* WORK REQUIRED: Examine the records and identify each line that includes the string "this". Copy those lines.

(begin)

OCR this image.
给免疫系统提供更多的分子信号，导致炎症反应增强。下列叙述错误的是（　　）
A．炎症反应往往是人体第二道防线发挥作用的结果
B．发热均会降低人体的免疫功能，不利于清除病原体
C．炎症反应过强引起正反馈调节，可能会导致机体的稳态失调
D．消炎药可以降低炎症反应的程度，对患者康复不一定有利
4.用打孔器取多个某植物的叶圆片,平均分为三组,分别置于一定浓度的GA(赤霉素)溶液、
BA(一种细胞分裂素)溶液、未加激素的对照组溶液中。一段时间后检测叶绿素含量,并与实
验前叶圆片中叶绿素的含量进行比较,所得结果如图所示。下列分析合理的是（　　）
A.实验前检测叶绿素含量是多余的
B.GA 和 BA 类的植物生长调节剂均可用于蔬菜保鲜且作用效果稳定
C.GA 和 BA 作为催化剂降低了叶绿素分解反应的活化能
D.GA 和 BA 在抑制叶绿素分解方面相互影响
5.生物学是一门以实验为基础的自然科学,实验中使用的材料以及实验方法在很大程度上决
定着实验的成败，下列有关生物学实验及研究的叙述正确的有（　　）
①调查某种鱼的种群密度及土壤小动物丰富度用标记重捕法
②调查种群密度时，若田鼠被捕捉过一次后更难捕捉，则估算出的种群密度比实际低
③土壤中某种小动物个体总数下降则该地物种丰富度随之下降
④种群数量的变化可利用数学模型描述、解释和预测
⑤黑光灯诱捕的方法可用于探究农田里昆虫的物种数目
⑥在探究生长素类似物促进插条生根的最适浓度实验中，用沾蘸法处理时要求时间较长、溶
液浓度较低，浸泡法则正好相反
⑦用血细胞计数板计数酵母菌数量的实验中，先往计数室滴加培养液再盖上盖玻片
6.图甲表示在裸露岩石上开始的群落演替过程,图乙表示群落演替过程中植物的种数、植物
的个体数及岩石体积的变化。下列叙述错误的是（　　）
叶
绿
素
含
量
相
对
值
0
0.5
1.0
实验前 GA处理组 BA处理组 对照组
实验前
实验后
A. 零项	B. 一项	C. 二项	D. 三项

(end)
(begin)

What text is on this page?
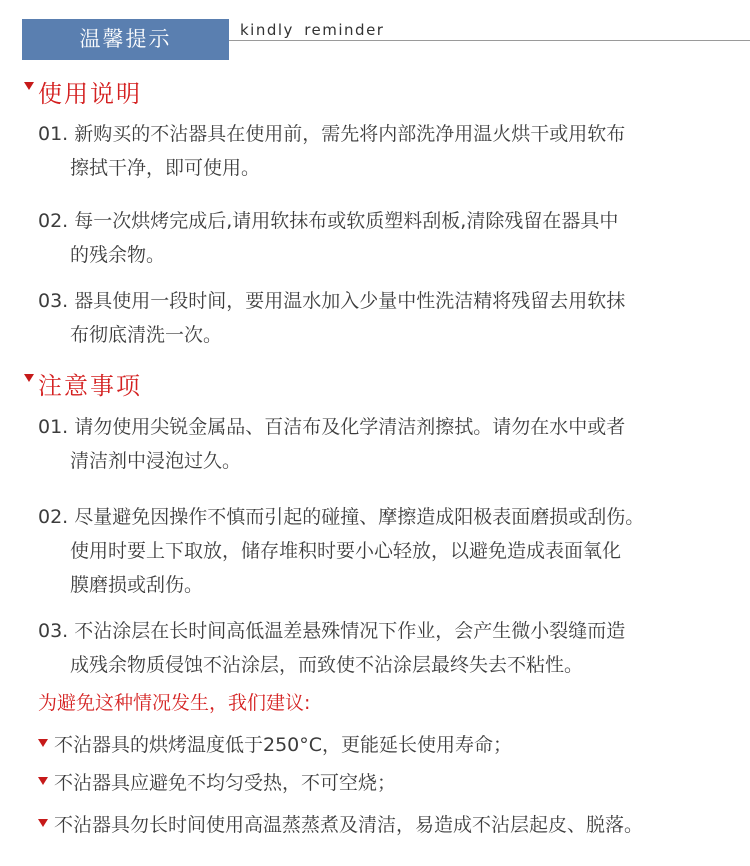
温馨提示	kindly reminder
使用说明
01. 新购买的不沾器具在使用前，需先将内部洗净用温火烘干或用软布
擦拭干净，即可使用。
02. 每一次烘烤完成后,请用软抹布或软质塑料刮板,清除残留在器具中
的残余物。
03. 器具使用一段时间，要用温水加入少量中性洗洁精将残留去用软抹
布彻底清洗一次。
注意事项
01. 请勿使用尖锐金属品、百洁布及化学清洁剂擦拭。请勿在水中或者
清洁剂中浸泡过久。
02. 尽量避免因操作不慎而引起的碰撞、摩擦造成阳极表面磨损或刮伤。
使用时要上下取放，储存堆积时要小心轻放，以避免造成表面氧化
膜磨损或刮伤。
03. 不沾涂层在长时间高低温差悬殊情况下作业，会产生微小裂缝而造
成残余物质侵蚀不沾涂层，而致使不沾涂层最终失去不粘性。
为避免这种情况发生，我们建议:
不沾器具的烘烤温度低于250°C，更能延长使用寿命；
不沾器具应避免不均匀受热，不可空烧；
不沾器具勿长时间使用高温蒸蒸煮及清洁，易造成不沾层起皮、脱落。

(end)

* FINAL RESULT:
OCR this image.
What text is on this page?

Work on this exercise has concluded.